> [WHAT NEEDS TO BE DONE]
Check each line below for the word "name", and copy those that have it.

> [Some records]
+---+

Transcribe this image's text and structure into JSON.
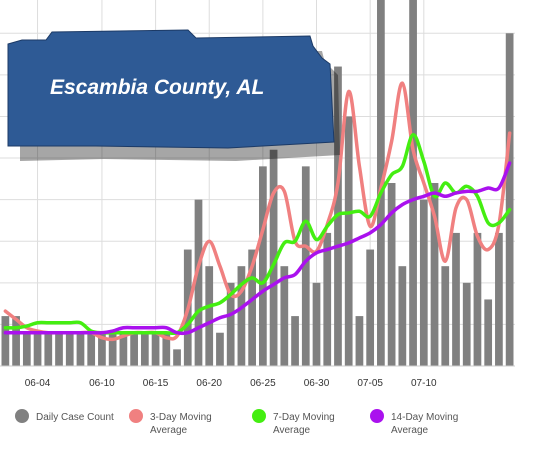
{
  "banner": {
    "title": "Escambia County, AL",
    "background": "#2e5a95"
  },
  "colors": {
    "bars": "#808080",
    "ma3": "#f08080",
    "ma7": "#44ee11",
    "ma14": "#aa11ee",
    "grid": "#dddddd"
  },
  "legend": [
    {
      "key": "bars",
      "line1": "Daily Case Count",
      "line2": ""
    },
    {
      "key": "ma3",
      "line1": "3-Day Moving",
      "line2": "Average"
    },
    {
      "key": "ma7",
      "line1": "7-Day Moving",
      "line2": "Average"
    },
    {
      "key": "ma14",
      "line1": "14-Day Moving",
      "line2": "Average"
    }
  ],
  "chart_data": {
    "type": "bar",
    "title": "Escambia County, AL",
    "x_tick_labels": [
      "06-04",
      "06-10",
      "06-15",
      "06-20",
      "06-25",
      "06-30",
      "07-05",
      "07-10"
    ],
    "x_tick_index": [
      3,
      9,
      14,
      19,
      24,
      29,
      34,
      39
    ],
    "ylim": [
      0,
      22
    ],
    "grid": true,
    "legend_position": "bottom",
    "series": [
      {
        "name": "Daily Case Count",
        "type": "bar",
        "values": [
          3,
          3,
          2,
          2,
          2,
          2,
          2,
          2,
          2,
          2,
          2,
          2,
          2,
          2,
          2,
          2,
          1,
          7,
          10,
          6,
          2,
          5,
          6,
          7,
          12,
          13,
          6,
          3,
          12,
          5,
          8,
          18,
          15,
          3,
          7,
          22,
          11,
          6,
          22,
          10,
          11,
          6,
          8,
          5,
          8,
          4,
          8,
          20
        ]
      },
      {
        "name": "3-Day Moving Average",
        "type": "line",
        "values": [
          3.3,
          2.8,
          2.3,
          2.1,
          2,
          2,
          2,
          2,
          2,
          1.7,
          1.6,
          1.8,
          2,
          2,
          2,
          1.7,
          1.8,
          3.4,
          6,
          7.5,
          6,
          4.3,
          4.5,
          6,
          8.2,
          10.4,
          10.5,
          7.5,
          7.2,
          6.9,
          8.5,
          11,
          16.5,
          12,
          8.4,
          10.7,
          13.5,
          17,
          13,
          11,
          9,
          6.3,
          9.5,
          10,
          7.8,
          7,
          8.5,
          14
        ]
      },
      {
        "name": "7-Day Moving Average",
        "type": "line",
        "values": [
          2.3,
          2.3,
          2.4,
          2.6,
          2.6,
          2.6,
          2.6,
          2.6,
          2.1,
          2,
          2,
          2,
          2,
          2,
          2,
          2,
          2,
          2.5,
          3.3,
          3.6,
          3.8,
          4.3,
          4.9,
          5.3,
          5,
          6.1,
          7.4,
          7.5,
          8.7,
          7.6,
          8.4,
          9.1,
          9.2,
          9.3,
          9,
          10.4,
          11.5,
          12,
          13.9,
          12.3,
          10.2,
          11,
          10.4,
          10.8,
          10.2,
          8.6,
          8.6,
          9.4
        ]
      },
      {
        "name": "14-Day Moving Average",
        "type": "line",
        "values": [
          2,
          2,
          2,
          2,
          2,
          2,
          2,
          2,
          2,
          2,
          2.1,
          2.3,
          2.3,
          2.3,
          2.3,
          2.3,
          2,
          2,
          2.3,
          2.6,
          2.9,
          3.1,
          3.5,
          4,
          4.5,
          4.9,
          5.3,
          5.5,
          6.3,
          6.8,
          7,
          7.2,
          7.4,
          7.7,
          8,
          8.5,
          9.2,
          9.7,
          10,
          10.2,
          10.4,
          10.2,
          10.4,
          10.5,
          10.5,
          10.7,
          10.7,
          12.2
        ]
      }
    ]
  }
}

+---+

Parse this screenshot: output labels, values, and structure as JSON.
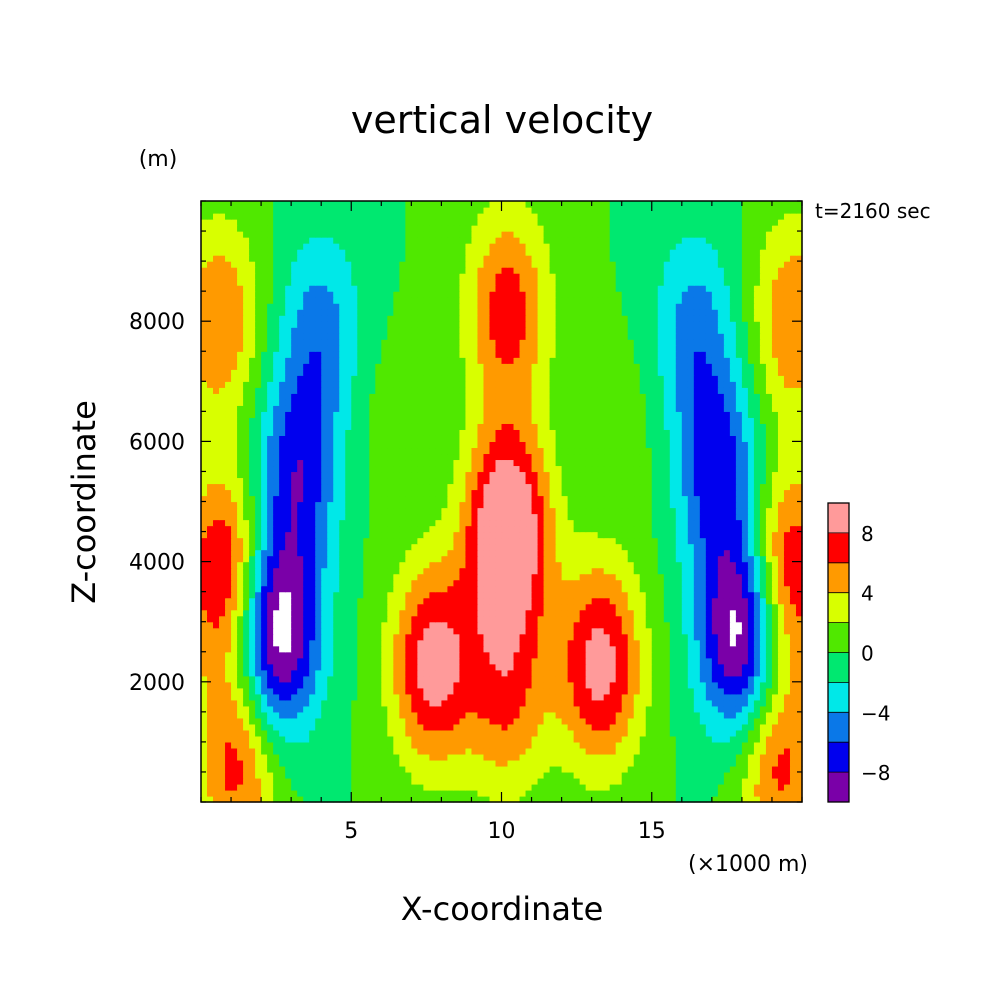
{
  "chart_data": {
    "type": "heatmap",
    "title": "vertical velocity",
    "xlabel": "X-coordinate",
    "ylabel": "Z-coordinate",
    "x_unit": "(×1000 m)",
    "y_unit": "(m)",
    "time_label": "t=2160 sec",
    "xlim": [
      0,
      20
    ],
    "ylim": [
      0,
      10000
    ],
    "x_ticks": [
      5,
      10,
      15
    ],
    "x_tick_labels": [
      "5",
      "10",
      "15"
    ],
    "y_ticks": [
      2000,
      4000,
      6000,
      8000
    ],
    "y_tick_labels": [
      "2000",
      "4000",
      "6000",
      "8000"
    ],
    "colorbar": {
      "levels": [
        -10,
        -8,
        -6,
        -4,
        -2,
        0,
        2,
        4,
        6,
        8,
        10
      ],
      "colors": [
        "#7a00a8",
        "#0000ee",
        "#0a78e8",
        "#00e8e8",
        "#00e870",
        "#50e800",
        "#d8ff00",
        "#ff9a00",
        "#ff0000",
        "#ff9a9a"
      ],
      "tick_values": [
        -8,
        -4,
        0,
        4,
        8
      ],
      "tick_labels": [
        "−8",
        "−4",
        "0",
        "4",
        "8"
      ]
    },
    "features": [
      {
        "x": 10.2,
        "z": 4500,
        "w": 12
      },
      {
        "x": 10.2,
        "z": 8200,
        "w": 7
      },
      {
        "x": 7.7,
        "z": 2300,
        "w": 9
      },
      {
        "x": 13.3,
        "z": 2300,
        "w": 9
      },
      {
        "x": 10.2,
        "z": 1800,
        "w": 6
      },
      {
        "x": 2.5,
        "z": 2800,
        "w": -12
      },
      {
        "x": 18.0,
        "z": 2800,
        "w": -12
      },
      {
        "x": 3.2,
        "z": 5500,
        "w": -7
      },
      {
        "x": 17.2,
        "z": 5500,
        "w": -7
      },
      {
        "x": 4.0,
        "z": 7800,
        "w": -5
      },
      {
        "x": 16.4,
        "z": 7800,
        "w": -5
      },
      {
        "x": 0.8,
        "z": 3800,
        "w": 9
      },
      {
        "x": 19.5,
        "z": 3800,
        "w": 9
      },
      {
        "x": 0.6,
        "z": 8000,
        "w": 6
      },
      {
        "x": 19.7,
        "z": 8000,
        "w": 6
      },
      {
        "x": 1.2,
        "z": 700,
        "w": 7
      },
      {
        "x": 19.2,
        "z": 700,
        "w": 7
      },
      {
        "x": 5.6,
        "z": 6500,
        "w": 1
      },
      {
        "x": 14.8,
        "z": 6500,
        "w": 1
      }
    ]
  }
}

+---+

> [THE ANSWER]
        "name": "Daily Case Count",
        "name": "3-Day Moving Average",
        "name": "7-Day Moving Average",
        "name": "14-Day Moving Average",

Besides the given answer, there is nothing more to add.